Lines of data:
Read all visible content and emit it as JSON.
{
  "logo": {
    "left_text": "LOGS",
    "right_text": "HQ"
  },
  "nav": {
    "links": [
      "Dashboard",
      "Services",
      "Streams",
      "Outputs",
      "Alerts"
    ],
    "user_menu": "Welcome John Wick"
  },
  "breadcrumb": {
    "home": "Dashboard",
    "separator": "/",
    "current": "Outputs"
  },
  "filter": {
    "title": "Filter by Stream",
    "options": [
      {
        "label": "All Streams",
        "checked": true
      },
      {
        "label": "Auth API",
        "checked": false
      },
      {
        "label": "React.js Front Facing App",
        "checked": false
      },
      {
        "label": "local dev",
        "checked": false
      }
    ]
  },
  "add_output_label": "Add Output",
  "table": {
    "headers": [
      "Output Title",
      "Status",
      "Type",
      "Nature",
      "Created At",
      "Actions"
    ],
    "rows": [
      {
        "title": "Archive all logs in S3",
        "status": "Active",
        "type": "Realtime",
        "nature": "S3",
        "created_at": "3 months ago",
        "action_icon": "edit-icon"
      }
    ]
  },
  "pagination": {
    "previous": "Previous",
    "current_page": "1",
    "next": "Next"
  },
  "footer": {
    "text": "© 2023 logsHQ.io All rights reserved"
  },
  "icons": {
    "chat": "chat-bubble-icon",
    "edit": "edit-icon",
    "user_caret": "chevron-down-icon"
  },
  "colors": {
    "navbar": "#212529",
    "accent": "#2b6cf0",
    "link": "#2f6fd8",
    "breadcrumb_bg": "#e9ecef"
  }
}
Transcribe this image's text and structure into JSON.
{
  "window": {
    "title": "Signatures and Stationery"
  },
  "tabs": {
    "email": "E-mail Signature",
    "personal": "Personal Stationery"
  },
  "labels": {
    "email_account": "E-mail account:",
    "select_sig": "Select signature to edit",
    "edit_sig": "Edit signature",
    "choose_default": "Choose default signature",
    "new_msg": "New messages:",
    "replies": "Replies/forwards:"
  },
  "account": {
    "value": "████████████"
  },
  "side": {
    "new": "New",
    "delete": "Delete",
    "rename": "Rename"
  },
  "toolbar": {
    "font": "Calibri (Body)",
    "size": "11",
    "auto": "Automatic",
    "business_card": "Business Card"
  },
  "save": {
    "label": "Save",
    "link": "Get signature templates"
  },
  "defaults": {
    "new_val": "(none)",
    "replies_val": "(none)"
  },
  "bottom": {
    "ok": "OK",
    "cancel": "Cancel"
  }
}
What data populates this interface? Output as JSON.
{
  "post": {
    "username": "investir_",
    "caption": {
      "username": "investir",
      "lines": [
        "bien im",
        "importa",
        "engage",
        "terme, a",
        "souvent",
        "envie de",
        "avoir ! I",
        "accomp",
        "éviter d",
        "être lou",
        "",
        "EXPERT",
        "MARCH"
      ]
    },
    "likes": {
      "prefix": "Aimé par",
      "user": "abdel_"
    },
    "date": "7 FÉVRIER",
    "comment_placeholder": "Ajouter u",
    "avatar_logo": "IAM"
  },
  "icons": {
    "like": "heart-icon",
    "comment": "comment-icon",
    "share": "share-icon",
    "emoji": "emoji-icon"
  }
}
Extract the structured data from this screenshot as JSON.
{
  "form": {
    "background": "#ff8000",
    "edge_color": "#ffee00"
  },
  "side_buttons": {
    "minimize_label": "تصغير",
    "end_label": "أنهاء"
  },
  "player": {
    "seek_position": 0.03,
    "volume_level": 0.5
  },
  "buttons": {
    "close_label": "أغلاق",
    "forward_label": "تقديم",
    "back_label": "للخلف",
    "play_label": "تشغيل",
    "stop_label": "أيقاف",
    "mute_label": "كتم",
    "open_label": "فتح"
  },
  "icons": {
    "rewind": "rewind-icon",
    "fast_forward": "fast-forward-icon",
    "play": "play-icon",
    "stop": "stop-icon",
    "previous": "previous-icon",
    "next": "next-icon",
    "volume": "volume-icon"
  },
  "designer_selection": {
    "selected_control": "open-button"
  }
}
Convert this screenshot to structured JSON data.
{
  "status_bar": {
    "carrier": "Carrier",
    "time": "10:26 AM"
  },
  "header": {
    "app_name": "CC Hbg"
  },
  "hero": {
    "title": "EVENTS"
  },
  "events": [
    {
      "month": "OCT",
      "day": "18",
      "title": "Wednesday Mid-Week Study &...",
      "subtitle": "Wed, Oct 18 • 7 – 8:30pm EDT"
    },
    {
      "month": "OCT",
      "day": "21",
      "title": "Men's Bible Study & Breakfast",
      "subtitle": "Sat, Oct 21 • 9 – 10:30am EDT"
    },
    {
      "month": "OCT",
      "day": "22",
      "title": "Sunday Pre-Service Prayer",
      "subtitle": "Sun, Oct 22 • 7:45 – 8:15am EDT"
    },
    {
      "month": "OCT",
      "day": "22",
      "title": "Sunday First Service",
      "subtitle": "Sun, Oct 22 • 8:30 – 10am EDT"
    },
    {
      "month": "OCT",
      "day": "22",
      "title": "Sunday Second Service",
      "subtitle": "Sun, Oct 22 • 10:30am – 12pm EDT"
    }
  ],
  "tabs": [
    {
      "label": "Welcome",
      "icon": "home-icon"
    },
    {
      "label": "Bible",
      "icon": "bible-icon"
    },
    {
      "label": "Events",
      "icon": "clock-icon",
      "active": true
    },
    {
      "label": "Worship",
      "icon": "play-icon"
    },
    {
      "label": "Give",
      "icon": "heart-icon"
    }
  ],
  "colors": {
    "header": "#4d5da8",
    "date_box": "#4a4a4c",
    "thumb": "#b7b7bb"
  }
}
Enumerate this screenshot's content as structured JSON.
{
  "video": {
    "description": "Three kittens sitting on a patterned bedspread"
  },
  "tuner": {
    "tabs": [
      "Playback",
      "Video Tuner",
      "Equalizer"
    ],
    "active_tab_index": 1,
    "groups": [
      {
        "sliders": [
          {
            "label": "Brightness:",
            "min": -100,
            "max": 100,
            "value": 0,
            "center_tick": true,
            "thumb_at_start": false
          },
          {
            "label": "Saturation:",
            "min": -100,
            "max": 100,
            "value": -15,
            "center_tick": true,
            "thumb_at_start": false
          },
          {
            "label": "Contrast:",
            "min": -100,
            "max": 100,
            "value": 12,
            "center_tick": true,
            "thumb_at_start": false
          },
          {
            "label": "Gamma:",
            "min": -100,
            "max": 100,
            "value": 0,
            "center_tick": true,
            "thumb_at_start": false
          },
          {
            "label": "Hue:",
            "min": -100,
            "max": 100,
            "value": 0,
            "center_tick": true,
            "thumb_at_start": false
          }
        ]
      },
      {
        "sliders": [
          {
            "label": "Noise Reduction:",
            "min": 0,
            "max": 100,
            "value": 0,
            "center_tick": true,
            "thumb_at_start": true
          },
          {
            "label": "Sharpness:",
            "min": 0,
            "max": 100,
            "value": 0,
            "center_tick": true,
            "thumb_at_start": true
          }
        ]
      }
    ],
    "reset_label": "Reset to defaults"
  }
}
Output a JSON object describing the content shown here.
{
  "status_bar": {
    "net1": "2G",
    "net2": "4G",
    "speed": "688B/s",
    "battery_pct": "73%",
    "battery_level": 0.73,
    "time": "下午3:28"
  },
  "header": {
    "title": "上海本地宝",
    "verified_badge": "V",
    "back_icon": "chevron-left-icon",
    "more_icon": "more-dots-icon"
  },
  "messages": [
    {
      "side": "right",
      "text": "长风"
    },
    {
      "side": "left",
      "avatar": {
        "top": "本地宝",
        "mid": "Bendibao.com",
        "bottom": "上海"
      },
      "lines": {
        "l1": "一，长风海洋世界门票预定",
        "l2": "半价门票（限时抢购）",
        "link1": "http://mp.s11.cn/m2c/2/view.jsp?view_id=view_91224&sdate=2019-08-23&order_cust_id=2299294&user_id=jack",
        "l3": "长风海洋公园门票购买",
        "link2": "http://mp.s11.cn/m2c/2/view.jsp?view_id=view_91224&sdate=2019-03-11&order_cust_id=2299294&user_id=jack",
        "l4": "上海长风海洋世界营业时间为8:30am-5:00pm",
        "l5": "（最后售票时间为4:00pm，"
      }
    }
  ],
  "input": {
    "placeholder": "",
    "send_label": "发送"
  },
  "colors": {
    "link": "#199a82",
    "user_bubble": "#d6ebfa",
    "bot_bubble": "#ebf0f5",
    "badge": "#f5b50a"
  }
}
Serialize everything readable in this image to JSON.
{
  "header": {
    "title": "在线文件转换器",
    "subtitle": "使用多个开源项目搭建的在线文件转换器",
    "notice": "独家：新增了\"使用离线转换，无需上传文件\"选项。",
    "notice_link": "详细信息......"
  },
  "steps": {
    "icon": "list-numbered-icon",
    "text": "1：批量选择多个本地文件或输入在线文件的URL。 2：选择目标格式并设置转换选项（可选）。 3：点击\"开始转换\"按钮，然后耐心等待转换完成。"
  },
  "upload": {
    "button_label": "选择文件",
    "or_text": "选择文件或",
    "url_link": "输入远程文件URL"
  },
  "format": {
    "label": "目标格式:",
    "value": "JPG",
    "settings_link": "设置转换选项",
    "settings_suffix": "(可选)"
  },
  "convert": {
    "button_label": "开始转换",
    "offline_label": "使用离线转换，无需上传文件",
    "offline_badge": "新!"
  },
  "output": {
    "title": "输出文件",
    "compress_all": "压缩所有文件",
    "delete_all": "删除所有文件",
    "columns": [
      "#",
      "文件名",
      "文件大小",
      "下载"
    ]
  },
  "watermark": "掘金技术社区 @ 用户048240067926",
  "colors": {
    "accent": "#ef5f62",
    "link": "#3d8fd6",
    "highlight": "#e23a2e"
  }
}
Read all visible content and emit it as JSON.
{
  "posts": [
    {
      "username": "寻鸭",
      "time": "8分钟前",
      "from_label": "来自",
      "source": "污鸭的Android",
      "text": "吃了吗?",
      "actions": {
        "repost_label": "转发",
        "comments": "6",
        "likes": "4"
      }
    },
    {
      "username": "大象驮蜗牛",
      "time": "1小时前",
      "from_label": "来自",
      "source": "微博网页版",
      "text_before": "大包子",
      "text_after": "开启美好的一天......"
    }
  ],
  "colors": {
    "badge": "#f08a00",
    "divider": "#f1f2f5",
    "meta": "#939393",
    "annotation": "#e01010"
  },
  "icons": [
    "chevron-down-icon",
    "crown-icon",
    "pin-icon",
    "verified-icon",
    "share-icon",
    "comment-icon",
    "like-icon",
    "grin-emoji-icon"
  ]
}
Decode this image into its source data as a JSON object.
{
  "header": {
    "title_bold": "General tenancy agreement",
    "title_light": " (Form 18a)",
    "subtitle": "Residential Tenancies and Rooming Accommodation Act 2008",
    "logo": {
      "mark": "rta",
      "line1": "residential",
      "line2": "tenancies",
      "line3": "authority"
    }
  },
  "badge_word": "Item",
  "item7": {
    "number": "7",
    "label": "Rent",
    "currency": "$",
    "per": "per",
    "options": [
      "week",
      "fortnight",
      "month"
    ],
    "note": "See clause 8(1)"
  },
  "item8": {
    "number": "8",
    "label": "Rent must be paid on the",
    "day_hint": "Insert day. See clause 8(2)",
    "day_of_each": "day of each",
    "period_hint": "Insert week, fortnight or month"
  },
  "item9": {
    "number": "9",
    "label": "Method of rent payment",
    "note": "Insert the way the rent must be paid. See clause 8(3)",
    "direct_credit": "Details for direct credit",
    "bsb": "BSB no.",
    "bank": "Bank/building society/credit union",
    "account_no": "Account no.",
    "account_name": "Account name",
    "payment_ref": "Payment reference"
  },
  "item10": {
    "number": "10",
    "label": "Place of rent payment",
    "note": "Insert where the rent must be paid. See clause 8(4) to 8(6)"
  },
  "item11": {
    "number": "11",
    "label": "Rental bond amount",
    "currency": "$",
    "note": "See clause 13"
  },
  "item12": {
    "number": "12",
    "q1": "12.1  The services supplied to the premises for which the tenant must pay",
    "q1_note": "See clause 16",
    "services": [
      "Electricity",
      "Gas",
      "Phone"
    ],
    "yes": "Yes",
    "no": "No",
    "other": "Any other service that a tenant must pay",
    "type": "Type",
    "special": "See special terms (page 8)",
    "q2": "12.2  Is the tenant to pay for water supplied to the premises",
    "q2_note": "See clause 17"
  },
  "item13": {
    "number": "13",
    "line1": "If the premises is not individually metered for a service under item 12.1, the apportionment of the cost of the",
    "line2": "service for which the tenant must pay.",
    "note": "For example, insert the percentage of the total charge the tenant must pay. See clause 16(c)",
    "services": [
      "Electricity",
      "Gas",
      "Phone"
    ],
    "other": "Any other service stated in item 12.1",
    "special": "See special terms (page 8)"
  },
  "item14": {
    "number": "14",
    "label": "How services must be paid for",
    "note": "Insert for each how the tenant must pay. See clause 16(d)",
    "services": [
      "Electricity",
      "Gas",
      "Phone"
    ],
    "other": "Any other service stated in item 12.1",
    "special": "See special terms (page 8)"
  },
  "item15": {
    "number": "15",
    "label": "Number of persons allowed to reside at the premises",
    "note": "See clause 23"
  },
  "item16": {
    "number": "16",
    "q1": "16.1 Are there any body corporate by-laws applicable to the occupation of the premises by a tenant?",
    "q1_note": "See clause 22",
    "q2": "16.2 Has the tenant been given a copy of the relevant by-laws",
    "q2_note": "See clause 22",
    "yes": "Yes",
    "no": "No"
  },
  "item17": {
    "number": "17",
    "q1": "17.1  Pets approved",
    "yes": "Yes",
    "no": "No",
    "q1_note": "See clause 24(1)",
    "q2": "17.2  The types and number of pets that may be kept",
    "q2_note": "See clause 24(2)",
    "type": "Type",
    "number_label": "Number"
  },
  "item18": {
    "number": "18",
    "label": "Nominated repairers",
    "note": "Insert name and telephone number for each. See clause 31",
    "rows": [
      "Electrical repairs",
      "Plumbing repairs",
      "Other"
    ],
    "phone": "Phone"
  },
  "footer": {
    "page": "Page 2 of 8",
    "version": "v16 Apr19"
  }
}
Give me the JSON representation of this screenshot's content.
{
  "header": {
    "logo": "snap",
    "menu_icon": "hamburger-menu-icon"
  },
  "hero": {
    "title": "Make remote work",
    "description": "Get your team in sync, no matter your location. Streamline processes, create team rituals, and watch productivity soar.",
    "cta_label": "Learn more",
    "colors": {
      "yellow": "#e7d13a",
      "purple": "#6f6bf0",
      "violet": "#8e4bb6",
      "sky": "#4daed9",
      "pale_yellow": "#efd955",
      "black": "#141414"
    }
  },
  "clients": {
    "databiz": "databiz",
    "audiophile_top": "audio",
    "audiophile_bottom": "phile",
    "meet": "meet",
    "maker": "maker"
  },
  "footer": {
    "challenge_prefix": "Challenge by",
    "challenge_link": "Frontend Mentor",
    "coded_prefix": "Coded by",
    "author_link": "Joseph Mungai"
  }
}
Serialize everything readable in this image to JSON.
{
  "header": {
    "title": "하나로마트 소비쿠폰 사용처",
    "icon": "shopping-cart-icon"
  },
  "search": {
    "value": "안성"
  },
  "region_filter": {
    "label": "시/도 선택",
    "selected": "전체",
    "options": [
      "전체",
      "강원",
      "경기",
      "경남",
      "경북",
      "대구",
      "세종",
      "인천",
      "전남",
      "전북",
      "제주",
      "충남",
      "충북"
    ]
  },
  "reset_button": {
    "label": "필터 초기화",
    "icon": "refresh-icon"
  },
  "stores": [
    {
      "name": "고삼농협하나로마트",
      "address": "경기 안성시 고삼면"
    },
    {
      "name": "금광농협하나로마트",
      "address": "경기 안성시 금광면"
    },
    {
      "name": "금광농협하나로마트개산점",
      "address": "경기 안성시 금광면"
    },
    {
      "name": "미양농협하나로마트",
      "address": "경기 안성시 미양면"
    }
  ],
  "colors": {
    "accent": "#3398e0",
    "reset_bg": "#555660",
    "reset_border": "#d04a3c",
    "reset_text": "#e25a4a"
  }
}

WHAT IS REQUIRED: Each line in the entries above that includes the string "使用离线转换" should be extracted.

EXERCISE RESPONSE:
    "notice": "独家：新增了\"使用离线转换，无需上传文件\"选项。",
    "offline_label": "使用离线转换，无需上传文件",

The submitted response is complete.